**THE PROBLEM:** Leave out the pictures, then reproduce the rest of the material exactly.

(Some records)
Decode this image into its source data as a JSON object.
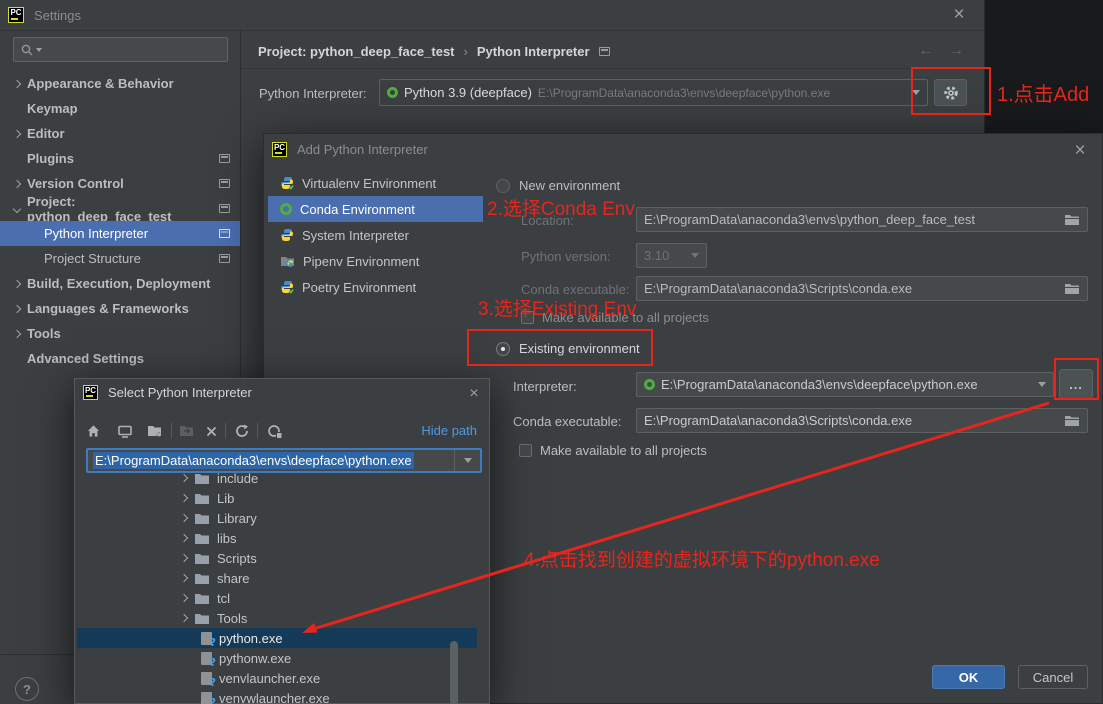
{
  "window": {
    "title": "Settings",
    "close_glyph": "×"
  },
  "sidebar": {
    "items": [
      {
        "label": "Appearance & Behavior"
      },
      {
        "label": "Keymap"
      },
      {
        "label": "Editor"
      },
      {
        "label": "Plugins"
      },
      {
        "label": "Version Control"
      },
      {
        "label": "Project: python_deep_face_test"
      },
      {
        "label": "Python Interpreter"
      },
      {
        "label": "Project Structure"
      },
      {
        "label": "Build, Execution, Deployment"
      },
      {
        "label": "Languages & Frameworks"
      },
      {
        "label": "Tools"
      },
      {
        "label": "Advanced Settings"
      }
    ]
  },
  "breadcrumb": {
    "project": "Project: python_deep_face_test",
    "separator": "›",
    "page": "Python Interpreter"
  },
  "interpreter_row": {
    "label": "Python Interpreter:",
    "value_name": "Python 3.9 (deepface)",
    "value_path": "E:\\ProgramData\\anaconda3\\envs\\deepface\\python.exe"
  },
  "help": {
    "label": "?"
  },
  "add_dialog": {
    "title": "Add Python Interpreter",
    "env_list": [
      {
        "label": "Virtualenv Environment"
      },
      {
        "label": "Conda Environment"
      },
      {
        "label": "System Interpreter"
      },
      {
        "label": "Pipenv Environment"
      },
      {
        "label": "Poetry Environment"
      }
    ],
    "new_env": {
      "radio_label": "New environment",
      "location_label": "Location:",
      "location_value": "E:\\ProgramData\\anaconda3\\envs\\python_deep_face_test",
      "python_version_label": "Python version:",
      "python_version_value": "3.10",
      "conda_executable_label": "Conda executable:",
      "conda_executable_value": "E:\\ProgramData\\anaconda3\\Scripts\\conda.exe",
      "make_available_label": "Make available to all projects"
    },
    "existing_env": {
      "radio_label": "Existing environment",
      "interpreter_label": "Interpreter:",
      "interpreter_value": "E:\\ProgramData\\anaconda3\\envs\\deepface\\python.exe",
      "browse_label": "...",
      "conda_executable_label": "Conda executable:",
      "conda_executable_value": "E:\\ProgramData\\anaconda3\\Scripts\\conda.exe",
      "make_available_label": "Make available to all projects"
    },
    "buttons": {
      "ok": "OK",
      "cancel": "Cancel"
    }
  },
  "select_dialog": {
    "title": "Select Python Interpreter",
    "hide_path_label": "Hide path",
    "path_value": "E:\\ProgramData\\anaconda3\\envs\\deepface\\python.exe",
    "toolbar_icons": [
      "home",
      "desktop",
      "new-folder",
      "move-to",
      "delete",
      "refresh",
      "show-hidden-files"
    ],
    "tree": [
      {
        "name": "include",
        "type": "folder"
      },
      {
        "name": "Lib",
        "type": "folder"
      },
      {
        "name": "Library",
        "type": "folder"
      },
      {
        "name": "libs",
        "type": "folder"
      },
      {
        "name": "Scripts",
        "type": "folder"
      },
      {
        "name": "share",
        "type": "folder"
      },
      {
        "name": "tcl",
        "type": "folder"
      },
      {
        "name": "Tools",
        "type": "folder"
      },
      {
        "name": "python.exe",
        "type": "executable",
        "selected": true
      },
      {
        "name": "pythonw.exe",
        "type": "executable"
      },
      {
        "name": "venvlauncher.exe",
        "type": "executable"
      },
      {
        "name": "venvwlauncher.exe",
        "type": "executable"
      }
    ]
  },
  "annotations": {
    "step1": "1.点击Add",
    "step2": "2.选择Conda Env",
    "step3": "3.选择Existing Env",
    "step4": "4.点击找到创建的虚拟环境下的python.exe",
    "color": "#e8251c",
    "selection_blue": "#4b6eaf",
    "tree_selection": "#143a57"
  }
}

**TASK RESULT:**
Decode this image into its source data as a JSON object.
{
  "window": {
    "title": "Settings",
    "close_glyph": "×"
  },
  "sidebar": {
    "items": [
      {
        "label": "Appearance & Behavior"
      },
      {
        "label": "Keymap"
      },
      {
        "label": "Editor"
      },
      {
        "label": "Plugins"
      },
      {
        "label": "Version Control"
      },
      {
        "label": "Project: python_deep_face_test"
      },
      {
        "label": "Python Interpreter"
      },
      {
        "label": "Project Structure"
      },
      {
        "label": "Build, Execution, Deployment"
      },
      {
        "label": "Languages & Frameworks"
      },
      {
        "label": "Tools"
      },
      {
        "label": "Advanced Settings"
      }
    ]
  },
  "breadcrumb": {
    "project": "Project: python_deep_face_test",
    "separator": "›",
    "page": "Python Interpreter"
  },
  "interpreter_row": {
    "label": "Python Interpreter:",
    "value_name": "Python 3.9 (deepface)",
    "value_path": "E:\\ProgramData\\anaconda3\\envs\\deepface\\python.exe"
  },
  "help": {
    "label": "?"
  },
  "add_dialog": {
    "title": "Add Python Interpreter",
    "env_list": [
      {
        "label": "Virtualenv Environment"
      },
      {
        "label": "Conda Environment"
      },
      {
        "label": "System Interpreter"
      },
      {
        "label": "Pipenv Environment"
      },
      {
        "label": "Poetry Environment"
      }
    ],
    "new_env": {
      "radio_label": "New environment",
      "location_label": "Location:",
      "location_value": "E:\\ProgramData\\anaconda3\\envs\\python_deep_face_test",
      "python_version_label": "Python version:",
      "python_version_value": "3.10",
      "conda_executable_label": "Conda executable:",
      "conda_executable_value": "E:\\ProgramData\\anaconda3\\Scripts\\conda.exe",
      "make_available_label": "Make available to all projects"
    },
    "existing_env": {
      "radio_label": "Existing environment",
      "interpreter_label": "Interpreter:",
      "interpreter_value": "E:\\ProgramData\\anaconda3\\envs\\deepface\\python.exe",
      "browse_label": "...",
      "conda_executable_label": "Conda executable:",
      "conda_executable_value": "E:\\ProgramData\\anaconda3\\Scripts\\conda.exe",
      "make_available_label": "Make available to all projects"
    },
    "buttons": {
      "ok": "OK",
      "cancel": "Cancel"
    }
  },
  "select_dialog": {
    "title": "Select Python Interpreter",
    "hide_path_label": "Hide path",
    "path_value": "E:\\ProgramData\\anaconda3\\envs\\deepface\\python.exe",
    "toolbar_icons": [
      "home",
      "desktop",
      "new-folder",
      "move-to",
      "delete",
      "refresh",
      "show-hidden-files"
    ],
    "tree": [
      {
        "name": "include",
        "type": "folder"
      },
      {
        "name": "Lib",
        "type": "folder"
      },
      {
        "name": "Library",
        "type": "folder"
      },
      {
        "name": "libs",
        "type": "folder"
      },
      {
        "name": "Scripts",
        "type": "folder"
      },
      {
        "name": "share",
        "type": "folder"
      },
      {
        "name": "tcl",
        "type": "folder"
      },
      {
        "name": "Tools",
        "type": "folder"
      },
      {
        "name": "python.exe",
        "type": "executable",
        "selected": true
      },
      {
        "name": "pythonw.exe",
        "type": "executable"
      },
      {
        "name": "venvlauncher.exe",
        "type": "executable"
      },
      {
        "name": "venvwlauncher.exe",
        "type": "executable"
      }
    ]
  },
  "annotations": {
    "step1": "1.点击Add",
    "step2": "2.选择Conda Env",
    "step3": "3.选择Existing Env",
    "step4": "4.点击找到创建的虚拟环境下的python.exe",
    "color": "#e8251c",
    "selection_blue": "#4b6eaf",
    "tree_selection": "#143a57"
  }
}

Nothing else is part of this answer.